> _WORK TO COMPLETE_
Give the lines from the start of the entries through the line that contains "emulator-window: KEGS 32" as a JSON list of strings, one string per line with blank lines omitted.
--- begin EXERCISE INPUTS ---
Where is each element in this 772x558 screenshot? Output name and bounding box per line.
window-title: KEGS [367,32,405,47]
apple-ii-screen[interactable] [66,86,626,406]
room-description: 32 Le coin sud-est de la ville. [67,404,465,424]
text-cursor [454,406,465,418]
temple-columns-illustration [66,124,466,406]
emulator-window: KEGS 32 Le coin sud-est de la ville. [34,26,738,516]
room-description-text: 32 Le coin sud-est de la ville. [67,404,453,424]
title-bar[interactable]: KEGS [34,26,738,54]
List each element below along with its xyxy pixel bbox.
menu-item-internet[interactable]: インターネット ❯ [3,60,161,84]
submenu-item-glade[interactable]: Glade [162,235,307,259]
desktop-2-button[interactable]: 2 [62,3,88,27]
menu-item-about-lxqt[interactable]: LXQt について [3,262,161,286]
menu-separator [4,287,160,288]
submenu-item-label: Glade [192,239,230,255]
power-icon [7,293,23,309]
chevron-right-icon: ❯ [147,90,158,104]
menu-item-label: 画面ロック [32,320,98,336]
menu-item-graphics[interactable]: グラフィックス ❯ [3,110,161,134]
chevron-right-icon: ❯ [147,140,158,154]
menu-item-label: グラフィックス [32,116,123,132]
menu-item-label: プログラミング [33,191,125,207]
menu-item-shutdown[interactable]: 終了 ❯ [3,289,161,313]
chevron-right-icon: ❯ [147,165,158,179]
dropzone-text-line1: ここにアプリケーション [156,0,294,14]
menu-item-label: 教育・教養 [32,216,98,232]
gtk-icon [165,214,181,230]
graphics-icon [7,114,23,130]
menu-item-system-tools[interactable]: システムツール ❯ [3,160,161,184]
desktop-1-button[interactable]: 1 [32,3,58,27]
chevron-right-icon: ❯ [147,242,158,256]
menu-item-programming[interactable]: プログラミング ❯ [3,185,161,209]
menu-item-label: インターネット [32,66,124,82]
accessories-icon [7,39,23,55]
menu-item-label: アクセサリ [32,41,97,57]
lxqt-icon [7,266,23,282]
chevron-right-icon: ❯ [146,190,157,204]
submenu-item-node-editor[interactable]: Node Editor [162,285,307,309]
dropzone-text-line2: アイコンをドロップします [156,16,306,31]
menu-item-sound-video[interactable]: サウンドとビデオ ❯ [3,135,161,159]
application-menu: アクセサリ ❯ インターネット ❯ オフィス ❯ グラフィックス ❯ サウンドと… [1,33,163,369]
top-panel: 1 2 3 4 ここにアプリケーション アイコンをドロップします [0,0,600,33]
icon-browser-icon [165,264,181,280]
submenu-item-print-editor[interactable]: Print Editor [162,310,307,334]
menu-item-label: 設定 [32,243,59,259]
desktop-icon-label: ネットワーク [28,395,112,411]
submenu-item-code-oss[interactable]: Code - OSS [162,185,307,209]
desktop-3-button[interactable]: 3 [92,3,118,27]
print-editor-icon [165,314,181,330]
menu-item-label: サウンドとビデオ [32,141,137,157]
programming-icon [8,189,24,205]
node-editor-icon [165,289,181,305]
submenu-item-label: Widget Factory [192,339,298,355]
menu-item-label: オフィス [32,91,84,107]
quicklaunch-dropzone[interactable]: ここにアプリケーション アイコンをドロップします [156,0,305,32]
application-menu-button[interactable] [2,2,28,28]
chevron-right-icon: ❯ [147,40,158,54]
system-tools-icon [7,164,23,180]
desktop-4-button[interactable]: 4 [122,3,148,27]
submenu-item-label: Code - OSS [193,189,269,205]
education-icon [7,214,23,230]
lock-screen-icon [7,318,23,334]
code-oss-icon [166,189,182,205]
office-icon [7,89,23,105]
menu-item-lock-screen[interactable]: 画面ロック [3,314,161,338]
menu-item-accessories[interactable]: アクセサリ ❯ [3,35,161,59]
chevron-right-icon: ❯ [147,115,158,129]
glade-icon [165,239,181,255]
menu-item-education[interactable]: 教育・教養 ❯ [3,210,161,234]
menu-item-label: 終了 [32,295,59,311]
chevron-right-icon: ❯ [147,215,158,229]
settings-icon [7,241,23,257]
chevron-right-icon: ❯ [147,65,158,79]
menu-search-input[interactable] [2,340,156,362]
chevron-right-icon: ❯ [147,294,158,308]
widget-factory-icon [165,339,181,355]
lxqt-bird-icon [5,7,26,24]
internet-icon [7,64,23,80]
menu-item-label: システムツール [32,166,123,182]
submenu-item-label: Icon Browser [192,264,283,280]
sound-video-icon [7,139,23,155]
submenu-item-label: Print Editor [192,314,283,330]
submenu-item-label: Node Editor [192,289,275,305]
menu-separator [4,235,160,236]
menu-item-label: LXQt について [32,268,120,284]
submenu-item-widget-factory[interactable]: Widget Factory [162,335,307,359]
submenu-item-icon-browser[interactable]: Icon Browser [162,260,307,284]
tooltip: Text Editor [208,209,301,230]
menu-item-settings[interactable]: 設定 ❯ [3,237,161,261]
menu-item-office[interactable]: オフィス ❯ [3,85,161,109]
--- end EXERCISE INPUTS ---
> _SOLUTION_
[
  "Where is each element in this 772x558 screenshot? Output name and bounding box per line.",
  "window-title: KEGS [367,32,405,47]",
  "apple-ii-screen[interactable] [66,86,626,406]",
  "room-description: 32 Le coin sud-est de la ville. [67,404,465,424]",
  "text-cursor [454,406,465,418]",
  "temple-columns-illustration [66,124,466,406]",
  "emulator-window: KEGS 32 Le coin sud-est de la ville. [34,26,738,516]"
]